§ Source passage:
Postpartum depression is considered much like any other form of depression: New mothers withdraw from family and friends, lose their appetites, and feel sad and irritable much of the time.
A new paper contends there is uniqueness of mood and emotional disorders that arise during pregnancy or shortly after giving birth. It uses fMRI, which has not been shown to be valid for diagnosis, but may provide some insight into what's happening.
Overall, fMRI studies show that neural activity in women with postpartum depression compared to people with major depression who had not given birth involves distinct patterns for new mothers with postpartum depression. For instance, the amygdala is usually hyperactive in anxious and depressed people, but for the women with postpartum depression, the amygdala can actually be less activated. That shows that problem with fMRI.
Postpartum depression is now listed as "perinatal depression," a subset of major depression, in the Diagnostic and Statistical Manual of Mental Disorders (DSM-5), the text which acts as a glossary for the industry. Postpartum anxiety isn't included at all in the DSM-5, even though 1 in 7 new mothers claim to have it, says psychologist Jodi Pawluski of University of Rennes. On surveys, postpartum anxiety is estimated to be just as prevalent as postpartum depression, but it hasn't been taken seriously enough as a distinct condition to get much attention in the literature. Many of these mothers aren't depressed, so their condition remains largely unaddressed.

§ What this exercise asks:
1: Transcribe the part of the postpartum depression passage between "Postpartum depression is considered" and "problem with fMRI.", inclusive.
2: According to the postpartum depression passage, what share of new mothers claim to have postpartum anxiety?

§ Source information:

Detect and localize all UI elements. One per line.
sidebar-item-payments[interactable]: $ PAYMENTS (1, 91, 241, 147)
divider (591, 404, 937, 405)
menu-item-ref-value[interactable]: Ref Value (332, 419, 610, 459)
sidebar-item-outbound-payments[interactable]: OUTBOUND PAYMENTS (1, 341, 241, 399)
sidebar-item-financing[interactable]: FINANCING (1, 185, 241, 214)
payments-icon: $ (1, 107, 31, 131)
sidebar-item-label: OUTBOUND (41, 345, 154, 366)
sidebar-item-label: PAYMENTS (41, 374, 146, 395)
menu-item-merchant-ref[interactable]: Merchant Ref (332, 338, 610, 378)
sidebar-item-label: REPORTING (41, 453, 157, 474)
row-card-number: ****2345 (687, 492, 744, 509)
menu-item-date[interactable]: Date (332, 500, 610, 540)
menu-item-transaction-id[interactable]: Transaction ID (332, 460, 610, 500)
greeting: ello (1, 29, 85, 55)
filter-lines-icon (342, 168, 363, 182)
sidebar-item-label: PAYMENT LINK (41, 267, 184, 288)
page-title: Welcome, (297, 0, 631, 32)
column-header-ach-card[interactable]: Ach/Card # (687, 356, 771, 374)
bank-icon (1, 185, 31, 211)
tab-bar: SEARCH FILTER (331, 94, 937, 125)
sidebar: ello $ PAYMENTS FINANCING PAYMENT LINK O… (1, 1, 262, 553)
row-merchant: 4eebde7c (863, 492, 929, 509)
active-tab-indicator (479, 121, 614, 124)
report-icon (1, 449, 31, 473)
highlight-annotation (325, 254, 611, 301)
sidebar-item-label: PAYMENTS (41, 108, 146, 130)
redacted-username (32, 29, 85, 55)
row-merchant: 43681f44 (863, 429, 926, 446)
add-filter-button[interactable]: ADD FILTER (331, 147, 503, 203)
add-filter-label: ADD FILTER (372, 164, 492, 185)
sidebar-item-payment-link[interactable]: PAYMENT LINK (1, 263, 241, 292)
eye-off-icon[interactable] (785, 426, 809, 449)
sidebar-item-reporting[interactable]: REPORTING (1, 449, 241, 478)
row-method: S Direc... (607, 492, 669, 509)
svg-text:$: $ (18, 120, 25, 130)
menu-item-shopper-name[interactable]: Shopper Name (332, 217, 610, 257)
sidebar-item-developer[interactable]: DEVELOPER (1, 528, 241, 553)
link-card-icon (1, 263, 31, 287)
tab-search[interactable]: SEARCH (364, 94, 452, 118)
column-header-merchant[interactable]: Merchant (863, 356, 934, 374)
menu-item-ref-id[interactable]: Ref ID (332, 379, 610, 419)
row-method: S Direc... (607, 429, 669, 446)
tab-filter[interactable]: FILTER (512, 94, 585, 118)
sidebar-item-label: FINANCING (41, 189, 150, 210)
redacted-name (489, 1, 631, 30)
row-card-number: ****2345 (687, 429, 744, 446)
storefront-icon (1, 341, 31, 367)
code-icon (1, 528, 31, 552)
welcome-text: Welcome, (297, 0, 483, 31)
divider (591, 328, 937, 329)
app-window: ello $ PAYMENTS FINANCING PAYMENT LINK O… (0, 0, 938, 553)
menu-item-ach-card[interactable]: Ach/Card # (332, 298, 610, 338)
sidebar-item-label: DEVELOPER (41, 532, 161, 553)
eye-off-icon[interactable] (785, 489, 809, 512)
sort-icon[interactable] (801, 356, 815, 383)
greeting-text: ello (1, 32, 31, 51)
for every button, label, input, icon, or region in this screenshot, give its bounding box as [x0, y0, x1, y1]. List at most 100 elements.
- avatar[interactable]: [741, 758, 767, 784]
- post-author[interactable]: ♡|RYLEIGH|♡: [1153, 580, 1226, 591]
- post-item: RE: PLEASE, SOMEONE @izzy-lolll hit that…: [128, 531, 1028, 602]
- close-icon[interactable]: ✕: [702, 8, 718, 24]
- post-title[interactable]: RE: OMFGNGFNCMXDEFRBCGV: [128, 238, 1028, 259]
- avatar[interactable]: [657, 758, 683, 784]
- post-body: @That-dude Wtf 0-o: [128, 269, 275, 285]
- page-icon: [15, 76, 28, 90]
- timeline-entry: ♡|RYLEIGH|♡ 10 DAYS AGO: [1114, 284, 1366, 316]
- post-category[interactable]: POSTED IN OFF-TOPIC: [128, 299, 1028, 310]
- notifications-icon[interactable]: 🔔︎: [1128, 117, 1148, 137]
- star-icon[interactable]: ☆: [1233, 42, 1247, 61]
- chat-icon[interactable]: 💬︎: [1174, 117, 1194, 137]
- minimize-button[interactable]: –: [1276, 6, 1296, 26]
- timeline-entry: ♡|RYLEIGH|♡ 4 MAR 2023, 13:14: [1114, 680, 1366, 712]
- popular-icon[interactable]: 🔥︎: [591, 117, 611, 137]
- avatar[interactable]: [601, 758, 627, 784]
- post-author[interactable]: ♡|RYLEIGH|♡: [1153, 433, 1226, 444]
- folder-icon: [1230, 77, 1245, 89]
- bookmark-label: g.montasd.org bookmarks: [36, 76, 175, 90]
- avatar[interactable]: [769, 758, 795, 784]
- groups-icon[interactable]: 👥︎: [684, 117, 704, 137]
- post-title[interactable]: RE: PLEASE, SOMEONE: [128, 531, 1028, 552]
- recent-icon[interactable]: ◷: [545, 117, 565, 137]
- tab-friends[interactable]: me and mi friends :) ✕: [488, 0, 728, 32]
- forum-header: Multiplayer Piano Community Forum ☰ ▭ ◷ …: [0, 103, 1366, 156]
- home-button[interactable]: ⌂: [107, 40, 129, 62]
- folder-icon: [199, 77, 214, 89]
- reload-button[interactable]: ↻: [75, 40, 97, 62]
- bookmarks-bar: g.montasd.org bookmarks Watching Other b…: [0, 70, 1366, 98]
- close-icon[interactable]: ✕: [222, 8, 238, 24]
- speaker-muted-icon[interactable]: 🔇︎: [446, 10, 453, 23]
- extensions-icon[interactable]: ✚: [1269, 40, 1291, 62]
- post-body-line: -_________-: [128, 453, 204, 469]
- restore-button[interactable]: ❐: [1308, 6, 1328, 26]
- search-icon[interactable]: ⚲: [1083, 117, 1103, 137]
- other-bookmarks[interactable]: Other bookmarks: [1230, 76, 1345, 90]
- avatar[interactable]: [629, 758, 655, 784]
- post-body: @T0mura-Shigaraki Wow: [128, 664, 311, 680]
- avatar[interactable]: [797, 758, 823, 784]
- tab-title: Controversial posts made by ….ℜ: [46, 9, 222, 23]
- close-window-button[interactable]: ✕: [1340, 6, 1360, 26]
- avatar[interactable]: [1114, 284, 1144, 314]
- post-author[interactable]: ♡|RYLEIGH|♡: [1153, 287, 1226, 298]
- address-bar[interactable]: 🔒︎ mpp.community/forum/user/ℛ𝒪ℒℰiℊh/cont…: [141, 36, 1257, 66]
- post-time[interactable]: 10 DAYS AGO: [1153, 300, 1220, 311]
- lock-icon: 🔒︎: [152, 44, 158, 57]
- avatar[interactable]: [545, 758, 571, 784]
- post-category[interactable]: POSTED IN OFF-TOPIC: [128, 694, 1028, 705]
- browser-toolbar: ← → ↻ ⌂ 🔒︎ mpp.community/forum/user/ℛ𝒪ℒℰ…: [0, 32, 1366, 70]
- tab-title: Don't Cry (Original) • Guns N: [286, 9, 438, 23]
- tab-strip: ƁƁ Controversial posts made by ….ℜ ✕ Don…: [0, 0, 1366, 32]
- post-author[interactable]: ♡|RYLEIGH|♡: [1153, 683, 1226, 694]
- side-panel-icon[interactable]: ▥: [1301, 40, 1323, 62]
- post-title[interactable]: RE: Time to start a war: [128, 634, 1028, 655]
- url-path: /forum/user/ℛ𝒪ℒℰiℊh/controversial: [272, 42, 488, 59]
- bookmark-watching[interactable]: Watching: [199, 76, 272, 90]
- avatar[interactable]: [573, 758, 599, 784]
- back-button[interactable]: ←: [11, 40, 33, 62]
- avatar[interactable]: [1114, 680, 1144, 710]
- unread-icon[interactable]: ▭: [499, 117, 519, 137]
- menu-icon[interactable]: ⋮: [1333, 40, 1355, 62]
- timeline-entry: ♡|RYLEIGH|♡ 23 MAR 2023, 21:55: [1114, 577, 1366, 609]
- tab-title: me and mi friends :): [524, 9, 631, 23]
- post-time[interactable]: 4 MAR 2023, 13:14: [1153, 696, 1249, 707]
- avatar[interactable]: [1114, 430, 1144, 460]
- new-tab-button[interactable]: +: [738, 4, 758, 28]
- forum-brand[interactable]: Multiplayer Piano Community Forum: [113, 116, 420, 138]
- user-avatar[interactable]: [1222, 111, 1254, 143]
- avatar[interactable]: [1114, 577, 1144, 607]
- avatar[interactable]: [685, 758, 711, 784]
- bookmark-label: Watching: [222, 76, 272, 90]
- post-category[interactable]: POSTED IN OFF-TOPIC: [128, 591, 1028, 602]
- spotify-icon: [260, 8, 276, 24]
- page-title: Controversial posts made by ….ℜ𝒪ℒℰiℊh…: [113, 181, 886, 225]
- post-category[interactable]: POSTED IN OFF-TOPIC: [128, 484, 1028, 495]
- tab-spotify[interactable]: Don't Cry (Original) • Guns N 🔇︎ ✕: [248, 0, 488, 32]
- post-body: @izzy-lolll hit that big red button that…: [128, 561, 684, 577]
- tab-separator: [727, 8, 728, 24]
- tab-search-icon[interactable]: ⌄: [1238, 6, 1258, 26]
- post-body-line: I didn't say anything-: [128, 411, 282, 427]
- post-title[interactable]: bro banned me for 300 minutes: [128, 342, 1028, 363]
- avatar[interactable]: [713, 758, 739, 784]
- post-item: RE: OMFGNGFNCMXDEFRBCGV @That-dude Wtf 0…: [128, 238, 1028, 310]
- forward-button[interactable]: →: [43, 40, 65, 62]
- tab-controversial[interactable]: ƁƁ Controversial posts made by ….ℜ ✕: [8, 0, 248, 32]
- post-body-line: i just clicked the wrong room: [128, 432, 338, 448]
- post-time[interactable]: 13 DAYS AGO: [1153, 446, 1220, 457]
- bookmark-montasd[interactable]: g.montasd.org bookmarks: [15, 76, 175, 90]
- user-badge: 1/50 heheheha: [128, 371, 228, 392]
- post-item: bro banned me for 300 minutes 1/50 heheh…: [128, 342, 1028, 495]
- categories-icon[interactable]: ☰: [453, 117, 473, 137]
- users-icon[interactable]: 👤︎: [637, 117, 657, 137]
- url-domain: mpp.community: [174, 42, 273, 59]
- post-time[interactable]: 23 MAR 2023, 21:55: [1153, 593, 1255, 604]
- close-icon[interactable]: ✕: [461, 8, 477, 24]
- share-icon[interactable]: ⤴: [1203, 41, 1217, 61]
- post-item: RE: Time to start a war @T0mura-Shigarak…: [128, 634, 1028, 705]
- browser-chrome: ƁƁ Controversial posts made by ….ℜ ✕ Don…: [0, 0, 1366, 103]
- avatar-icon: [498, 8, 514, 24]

§ Answers for the exercise:
1:
Postpartum depression is considered much like any other form of depression: New mothers withdraw from family and friends, lose their appetites, and feel sad and irritable much of the time.
A new paper contends there is uniqueness of mood and emotional disorders that arise during pregnancy or shortly after giving birth. It uses fMRI, which has not been shown to be valid for diagnosis, but may provide some insight into what's happening.
Overall, fMRI studies show that neural activity in women with postpartum depression compared to people with major depression who had not given birth involves distinct patterns for new mothers with postpartum depression. For instance, the amygdala is usually hyperactive in anxious and depressed people, but for the women with postpartum depression, the amygdala can actually be less activated. That shows that problem with fMRI.

2: 1 in 7